Available records ->
▽

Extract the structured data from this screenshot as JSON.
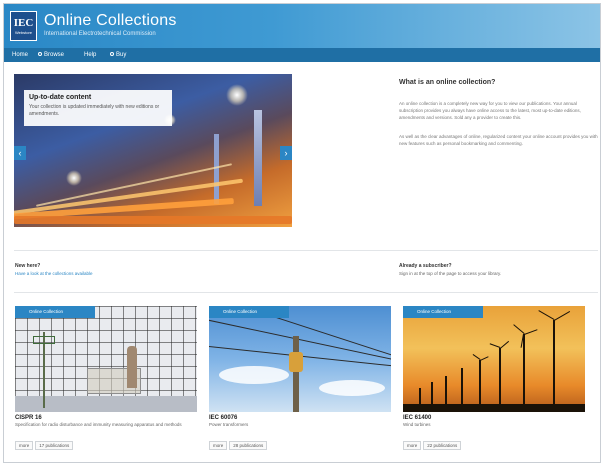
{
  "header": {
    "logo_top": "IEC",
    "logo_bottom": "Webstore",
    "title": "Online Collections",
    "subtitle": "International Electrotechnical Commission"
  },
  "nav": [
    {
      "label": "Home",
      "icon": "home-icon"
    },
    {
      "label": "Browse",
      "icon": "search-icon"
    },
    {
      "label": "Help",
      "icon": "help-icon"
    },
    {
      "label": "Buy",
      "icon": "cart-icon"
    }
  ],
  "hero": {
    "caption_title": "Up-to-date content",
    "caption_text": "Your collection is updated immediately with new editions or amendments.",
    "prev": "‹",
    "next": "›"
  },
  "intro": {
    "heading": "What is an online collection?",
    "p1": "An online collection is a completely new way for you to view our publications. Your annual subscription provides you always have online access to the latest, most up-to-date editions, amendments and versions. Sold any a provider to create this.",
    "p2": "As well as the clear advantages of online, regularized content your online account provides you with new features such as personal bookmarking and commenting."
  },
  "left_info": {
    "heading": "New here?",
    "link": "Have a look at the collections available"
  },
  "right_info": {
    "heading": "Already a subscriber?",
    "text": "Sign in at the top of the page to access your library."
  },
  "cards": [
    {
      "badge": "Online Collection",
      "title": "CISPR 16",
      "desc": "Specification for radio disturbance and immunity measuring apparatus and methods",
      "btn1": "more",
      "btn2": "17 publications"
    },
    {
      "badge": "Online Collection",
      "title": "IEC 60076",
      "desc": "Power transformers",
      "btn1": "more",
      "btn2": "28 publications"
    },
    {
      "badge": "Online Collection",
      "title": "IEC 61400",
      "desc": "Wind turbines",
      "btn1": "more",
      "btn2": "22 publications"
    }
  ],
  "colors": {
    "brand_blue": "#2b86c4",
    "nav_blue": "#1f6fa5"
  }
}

△
▽

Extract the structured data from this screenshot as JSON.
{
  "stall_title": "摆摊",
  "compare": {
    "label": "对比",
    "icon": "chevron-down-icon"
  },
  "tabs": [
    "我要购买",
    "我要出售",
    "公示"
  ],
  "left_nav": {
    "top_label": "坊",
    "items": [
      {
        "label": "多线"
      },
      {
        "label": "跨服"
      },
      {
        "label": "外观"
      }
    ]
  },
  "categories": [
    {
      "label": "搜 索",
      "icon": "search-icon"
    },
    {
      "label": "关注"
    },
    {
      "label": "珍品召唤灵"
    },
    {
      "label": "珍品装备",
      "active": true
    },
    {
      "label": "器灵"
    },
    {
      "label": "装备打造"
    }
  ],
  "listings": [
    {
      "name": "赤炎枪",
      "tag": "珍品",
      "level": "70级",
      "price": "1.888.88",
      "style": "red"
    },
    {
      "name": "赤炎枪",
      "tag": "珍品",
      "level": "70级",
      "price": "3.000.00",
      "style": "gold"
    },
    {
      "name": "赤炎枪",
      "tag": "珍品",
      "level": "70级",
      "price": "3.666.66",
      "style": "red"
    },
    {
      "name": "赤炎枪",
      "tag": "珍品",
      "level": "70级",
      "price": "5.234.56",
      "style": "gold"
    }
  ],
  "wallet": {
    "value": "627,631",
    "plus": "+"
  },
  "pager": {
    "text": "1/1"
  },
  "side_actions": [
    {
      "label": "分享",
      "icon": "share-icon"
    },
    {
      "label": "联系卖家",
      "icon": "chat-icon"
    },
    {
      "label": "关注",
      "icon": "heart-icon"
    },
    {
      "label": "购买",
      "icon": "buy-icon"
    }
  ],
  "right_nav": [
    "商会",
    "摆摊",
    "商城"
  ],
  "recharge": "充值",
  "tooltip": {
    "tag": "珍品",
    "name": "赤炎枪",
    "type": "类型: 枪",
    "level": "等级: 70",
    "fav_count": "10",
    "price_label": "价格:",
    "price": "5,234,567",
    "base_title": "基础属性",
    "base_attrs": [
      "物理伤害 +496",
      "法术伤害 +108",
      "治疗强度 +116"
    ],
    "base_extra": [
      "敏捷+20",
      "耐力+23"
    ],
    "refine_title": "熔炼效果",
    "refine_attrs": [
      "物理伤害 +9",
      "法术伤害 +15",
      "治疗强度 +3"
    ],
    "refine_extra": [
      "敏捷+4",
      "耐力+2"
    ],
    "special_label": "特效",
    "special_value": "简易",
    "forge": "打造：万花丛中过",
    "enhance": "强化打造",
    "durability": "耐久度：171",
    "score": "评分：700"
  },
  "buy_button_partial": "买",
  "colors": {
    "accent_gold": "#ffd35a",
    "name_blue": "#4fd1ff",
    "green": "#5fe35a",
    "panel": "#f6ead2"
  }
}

△

Stated exercise -> From the listing above, copy all lines holding the word "access".

Response to the exercise ->
    "p1": "An online collection is a completely new way for you to view our publications. Your annual subscription provides you always have online access to the latest, most up-to-date editions, amendments and versions. Sold any a provider to create this.",
    "text": "Sign in at the top of the page to access your library."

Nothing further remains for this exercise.